## DATASET ROWS
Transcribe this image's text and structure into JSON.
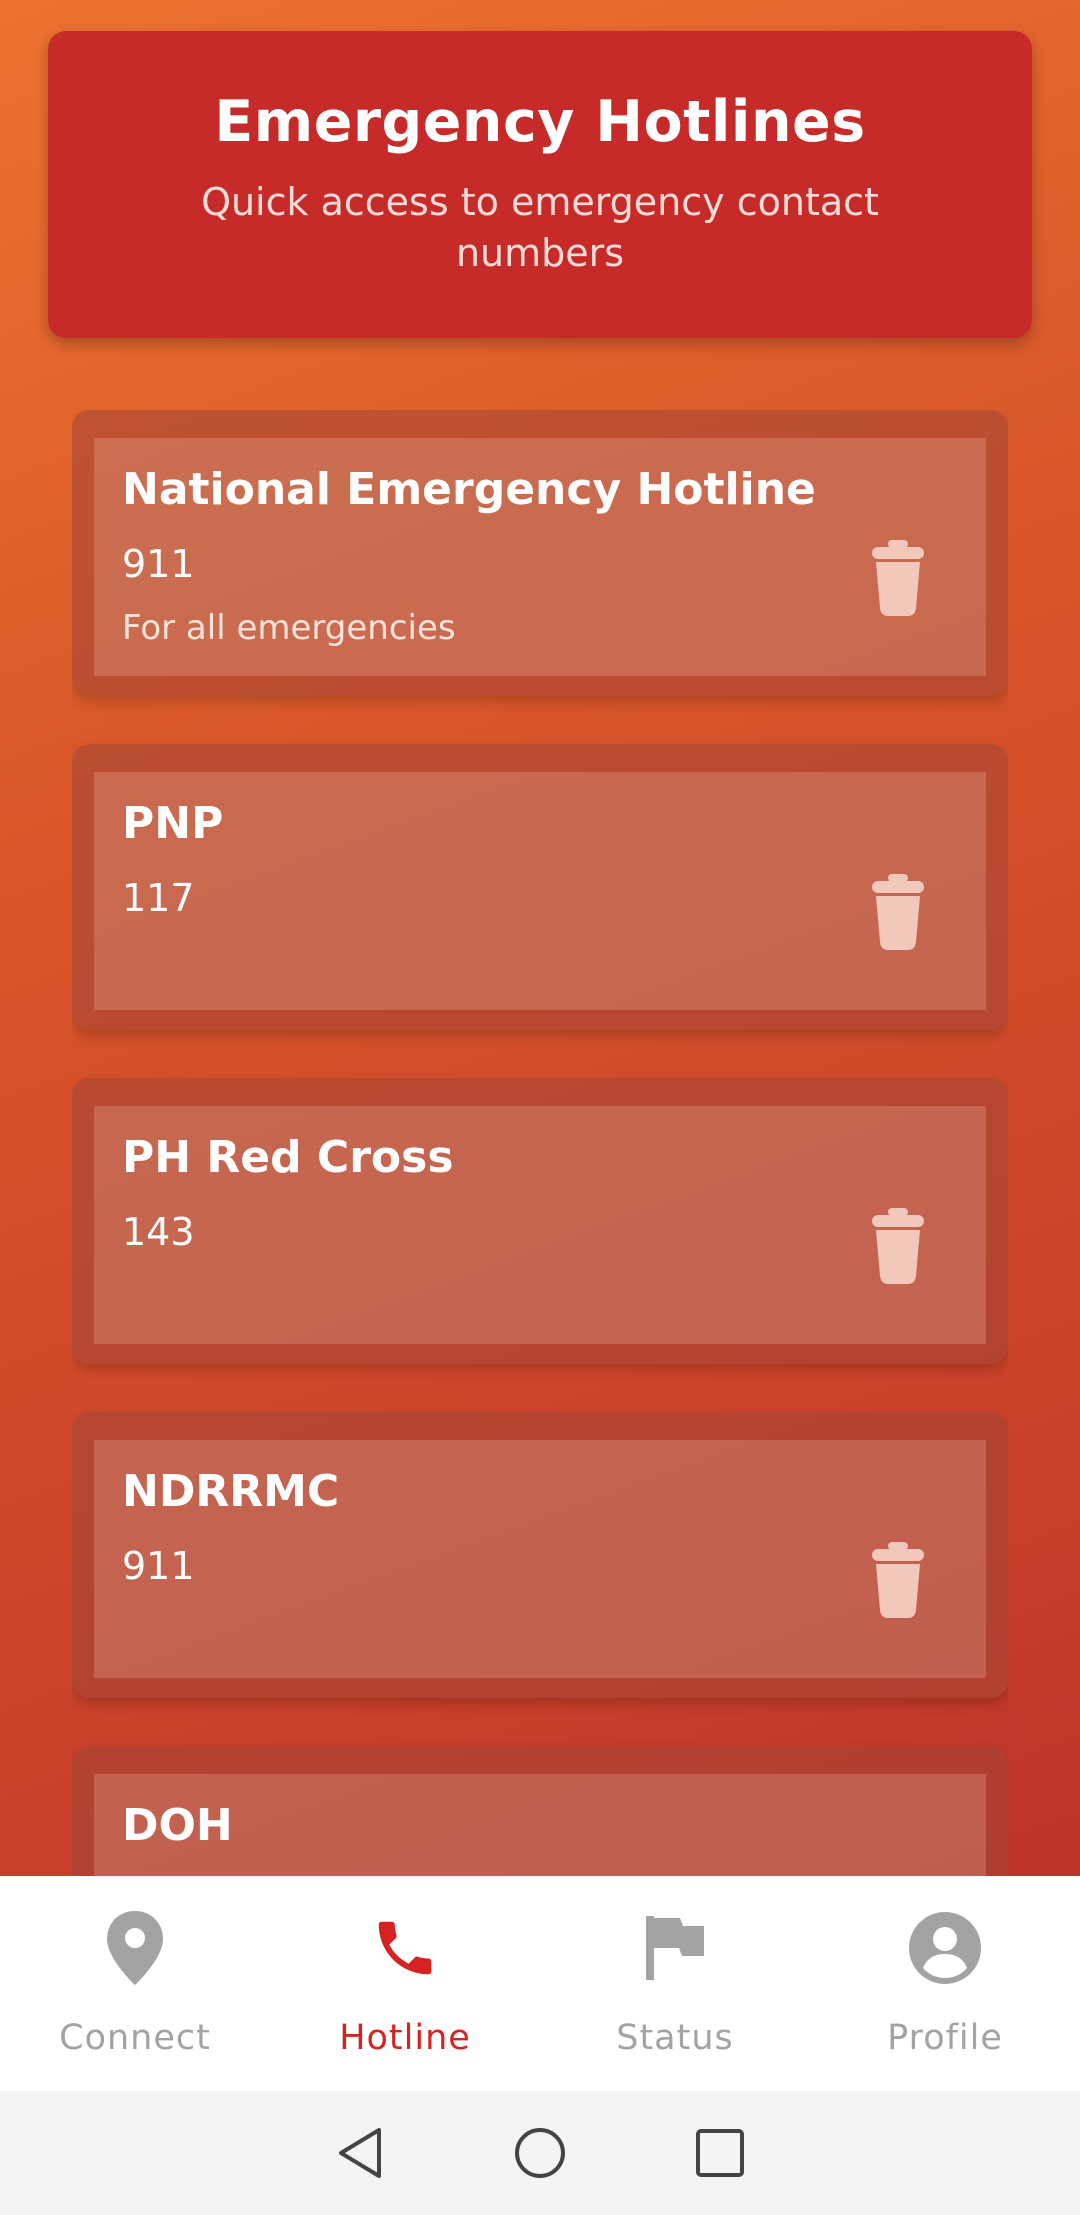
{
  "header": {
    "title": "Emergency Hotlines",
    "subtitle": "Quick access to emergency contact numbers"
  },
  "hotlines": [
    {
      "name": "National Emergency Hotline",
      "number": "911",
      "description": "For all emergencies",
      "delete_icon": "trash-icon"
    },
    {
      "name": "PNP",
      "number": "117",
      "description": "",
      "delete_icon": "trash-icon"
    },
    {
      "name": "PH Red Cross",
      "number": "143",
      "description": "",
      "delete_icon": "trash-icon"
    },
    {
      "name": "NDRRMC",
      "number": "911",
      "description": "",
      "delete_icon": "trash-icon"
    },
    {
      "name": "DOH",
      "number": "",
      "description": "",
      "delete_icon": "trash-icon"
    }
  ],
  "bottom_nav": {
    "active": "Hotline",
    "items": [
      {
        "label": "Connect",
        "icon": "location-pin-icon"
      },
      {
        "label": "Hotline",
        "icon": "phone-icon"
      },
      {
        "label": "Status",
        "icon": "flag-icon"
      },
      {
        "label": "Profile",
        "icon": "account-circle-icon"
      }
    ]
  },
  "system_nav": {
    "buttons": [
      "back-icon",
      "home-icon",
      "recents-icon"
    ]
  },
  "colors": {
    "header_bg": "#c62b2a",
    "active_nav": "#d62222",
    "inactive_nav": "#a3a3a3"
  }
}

--

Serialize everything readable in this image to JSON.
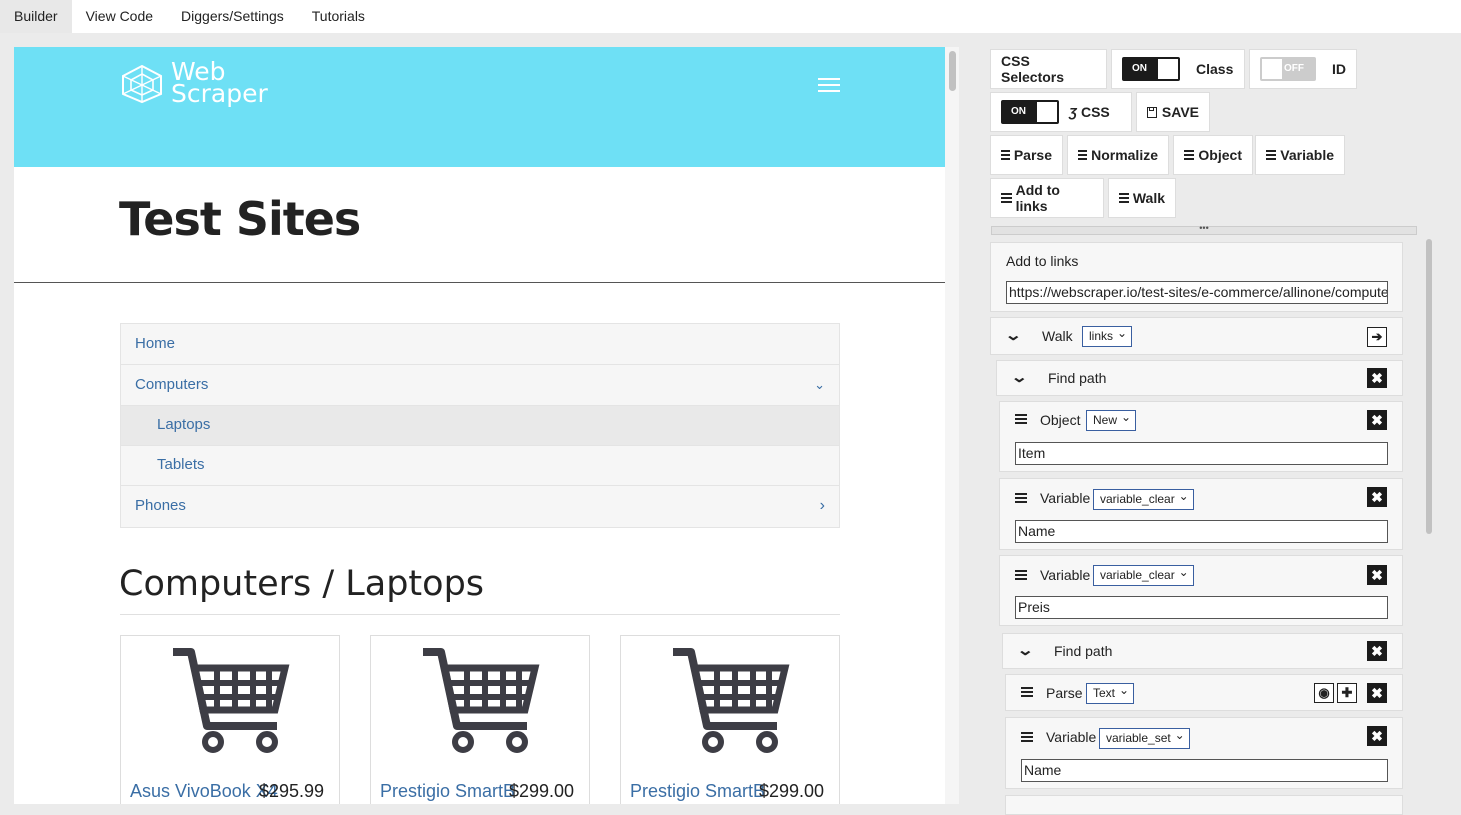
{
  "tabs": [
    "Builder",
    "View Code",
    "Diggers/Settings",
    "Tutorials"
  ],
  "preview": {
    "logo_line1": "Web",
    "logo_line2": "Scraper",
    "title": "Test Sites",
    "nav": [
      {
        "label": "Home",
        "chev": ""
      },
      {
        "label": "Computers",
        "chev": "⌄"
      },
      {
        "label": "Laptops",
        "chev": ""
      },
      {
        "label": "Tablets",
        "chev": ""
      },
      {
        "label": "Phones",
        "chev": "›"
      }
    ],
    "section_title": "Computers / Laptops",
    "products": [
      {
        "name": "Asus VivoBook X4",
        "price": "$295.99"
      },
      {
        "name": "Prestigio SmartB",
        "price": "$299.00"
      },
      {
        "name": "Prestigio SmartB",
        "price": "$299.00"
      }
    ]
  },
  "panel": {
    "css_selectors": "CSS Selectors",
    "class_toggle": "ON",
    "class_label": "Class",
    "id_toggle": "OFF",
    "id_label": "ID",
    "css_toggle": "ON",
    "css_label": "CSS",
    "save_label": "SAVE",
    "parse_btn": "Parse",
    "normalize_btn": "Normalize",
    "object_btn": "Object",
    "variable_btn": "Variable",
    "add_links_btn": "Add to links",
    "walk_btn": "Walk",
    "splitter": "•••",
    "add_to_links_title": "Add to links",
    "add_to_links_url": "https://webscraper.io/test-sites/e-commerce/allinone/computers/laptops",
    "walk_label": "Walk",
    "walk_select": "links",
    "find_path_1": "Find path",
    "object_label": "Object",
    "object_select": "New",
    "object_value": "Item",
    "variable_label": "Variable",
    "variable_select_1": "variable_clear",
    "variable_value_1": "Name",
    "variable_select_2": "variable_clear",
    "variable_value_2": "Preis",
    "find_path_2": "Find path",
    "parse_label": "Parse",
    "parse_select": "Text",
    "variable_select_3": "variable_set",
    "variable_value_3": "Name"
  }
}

---

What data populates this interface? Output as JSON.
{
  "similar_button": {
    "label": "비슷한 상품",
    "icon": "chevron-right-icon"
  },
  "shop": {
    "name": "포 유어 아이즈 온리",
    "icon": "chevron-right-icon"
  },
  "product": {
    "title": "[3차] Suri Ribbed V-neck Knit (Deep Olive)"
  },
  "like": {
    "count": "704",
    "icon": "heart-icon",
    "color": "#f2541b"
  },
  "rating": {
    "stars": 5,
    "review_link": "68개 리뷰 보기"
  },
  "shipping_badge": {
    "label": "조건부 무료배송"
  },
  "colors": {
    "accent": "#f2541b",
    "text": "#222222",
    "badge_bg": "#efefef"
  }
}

## GIVEN REQUEST
Show all lines in the entries above where the word "path" appears.

## OUTPUT OF THE EXERCISE
    "find_path_1": "Find path",
    "find_path_2": "Find path",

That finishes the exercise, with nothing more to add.